Set task ->
Every line of the material that follows must be printed again exactly.

Record set ->
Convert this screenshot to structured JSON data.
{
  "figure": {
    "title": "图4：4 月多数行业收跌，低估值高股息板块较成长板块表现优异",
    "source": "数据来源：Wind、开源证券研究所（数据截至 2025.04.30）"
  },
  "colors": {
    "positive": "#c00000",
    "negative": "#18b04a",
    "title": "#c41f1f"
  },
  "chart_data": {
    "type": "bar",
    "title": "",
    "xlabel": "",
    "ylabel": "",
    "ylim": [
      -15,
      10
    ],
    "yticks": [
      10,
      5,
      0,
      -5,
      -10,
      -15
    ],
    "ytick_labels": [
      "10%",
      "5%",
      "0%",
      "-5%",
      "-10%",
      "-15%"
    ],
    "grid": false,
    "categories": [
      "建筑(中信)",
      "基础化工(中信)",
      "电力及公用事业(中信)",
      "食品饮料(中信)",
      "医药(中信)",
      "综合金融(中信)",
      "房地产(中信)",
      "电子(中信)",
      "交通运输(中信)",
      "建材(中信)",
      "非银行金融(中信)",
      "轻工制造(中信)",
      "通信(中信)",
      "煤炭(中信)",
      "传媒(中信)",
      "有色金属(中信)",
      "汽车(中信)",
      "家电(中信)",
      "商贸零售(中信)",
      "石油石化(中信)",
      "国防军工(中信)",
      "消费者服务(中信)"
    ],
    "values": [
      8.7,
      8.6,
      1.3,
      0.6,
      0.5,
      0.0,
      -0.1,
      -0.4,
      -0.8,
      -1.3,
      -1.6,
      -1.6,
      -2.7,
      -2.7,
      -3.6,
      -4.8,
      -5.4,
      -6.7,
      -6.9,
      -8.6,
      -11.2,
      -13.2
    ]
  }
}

Written solution ->
Convert this screenshot to structured JSON data.
{
  "figure": {
    "title": "图4：4 月多数行业收跌，低估值高股息板块较成长板块表现优异",
    "source": "数据来源：Wind、开源证券研究所（数据截至 2025.04.30）"
  },
  "colors": {
    "positive": "#c00000",
    "negative": "#18b04a",
    "title": "#c41f1f"
  },
  "chart_data": {
    "type": "bar",
    "title": "",
    "xlabel": "",
    "ylabel": "",
    "ylim": [
      -15,
      10
    ],
    "yticks": [
      10,
      5,
      0,
      -5,
      -10,
      -15
    ],
    "ytick_labels": [
      "10%",
      "5%",
      "0%",
      "-5%",
      "-10%",
      "-15%"
    ],
    "grid": false,
    "categories": [
      "建筑(中信)",
      "基础化工(中信)",
      "电力及公用事业(中信)",
      "食品饮料(中信)",
      "医药(中信)",
      "综合金融(中信)",
      "房地产(中信)",
      "电子(中信)",
      "交通运输(中信)",
      "建材(中信)",
      "非银行金融(中信)",
      "轻工制造(中信)",
      "通信(中信)",
      "煤炭(中信)",
      "传媒(中信)",
      "有色金属(中信)",
      "汽车(中信)",
      "家电(中信)",
      "商贸零售(中信)",
      "石油石化(中信)",
      "国防军工(中信)",
      "消费者服务(中信)"
    ],
    "values": [
      8.7,
      8.6,
      1.3,
      0.6,
      0.5,
      0.0,
      -0.1,
      -0.4,
      -0.8,
      -1.3,
      -1.6,
      -1.6,
      -2.7,
      -2.7,
      -3.6,
      -4.8,
      -5.4,
      -6.7,
      -6.9,
      -8.6,
      -11.2,
      -13.2
    ]
  }
}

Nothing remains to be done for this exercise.